Check each line of the data below for the word "Attachment", then extract the ones that have it.

Stored entries:
^^^^^^^^^^^^^^^^
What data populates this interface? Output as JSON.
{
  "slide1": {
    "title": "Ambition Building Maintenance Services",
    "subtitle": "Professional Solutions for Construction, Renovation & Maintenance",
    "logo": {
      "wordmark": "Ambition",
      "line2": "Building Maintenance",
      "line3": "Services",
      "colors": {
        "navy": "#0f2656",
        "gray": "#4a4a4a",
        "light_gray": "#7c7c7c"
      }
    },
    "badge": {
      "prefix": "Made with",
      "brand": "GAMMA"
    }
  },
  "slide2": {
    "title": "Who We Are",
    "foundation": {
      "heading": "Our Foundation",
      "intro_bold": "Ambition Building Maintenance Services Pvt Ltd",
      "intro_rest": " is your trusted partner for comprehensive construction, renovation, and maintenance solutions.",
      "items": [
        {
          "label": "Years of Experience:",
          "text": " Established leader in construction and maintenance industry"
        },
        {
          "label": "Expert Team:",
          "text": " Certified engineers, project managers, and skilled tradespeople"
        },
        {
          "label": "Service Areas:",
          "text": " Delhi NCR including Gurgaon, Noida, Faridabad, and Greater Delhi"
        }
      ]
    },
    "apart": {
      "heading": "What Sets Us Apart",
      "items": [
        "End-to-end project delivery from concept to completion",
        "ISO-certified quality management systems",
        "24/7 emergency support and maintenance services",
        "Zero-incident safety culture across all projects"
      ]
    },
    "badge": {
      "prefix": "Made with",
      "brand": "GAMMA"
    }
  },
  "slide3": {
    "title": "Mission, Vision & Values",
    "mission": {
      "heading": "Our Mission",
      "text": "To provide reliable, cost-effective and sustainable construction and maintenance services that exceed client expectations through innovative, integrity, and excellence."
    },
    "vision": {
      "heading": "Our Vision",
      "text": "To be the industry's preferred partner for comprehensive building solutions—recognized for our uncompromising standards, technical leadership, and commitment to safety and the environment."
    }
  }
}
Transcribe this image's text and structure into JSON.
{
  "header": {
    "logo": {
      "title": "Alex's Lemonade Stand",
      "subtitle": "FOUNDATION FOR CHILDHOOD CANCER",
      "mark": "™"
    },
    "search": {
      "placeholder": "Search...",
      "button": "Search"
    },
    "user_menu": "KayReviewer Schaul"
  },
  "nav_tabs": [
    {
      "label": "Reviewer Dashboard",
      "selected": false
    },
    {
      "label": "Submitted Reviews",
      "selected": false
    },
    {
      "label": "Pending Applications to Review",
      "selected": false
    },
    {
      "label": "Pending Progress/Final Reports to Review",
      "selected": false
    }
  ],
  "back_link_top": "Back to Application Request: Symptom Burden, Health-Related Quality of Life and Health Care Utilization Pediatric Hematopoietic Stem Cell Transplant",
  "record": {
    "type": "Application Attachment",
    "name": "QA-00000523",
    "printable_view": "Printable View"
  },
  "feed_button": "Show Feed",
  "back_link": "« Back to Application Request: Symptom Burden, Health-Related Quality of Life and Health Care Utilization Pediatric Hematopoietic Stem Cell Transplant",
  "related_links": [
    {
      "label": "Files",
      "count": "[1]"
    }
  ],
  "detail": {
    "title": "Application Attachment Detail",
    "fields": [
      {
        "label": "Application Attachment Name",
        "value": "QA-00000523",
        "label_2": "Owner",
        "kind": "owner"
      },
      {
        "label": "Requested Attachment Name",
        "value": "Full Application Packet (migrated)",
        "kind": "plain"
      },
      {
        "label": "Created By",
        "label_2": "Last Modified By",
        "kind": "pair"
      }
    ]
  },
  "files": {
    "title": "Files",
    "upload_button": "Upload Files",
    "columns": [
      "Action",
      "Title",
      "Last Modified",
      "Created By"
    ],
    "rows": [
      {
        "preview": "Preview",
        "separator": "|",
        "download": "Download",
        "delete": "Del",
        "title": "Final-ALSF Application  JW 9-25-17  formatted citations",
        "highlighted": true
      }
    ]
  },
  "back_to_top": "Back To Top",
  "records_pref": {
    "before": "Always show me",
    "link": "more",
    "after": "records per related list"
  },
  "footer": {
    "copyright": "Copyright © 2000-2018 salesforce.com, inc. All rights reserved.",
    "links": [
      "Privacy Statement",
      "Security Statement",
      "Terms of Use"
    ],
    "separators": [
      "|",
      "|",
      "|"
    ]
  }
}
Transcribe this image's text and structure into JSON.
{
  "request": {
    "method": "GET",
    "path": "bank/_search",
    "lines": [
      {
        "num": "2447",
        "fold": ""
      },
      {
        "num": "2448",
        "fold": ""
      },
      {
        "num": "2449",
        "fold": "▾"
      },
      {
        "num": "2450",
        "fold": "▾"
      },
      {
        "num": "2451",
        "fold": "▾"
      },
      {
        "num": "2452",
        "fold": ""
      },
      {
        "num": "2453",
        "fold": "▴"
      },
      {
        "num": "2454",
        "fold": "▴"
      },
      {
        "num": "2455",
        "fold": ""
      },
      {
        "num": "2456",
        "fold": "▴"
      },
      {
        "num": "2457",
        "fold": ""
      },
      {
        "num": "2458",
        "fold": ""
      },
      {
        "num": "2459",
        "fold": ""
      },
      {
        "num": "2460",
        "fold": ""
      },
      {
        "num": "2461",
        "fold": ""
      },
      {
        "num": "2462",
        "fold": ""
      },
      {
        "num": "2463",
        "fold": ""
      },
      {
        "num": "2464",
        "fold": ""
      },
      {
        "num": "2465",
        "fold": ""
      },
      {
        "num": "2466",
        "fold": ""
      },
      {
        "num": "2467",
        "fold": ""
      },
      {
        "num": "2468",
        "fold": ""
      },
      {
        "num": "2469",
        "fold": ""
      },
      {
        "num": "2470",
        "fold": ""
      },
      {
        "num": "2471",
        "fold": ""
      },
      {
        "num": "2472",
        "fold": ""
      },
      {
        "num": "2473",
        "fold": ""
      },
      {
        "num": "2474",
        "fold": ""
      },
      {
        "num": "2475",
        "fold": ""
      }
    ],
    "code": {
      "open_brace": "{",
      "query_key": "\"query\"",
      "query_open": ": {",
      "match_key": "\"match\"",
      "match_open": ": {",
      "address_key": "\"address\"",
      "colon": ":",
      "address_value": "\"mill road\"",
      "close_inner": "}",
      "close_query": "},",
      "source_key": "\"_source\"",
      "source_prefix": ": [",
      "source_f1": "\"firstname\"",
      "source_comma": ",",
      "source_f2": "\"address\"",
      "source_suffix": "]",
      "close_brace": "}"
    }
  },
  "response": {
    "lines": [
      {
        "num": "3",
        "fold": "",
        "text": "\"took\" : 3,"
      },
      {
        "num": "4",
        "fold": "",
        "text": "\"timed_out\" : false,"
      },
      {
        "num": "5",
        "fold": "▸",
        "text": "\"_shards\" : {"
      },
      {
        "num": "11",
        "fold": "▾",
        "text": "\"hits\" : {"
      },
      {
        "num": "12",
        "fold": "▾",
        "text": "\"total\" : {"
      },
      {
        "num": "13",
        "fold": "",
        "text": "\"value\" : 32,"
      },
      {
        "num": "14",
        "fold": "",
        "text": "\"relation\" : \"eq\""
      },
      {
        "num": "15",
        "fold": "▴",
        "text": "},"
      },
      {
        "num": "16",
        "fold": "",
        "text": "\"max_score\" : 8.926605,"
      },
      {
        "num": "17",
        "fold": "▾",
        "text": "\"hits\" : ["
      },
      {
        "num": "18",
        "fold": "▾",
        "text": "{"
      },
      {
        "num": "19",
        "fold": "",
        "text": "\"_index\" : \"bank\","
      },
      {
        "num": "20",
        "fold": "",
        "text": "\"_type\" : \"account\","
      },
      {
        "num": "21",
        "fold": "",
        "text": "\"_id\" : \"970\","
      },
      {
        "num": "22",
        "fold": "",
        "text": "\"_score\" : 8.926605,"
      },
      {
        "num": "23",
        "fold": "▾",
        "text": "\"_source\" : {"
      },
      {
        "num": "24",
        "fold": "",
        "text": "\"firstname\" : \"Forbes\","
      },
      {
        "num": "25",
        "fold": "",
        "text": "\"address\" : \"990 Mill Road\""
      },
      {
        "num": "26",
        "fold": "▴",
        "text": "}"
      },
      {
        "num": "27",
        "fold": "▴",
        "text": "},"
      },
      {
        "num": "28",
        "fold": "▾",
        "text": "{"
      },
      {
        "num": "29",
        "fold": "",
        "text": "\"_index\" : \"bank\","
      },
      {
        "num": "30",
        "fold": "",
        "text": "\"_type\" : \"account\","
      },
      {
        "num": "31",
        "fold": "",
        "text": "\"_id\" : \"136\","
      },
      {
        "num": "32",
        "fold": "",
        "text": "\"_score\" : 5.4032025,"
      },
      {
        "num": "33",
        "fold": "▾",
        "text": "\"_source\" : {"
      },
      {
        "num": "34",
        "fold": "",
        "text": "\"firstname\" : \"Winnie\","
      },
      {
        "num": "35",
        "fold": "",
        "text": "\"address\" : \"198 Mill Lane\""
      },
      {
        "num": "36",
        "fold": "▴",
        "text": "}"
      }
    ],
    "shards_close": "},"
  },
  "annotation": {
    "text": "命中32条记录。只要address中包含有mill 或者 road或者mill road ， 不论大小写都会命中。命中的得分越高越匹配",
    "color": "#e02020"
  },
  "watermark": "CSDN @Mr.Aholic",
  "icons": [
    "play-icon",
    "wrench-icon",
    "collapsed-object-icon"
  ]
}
^^^^^^^^^^^^^^^^
» **TASK OUTPUT**
    "type": "Application Attachment",
    "title": "Application Attachment Detail",
        "label": "Application Attachment Name",
        "label": "Requested Attachment Name",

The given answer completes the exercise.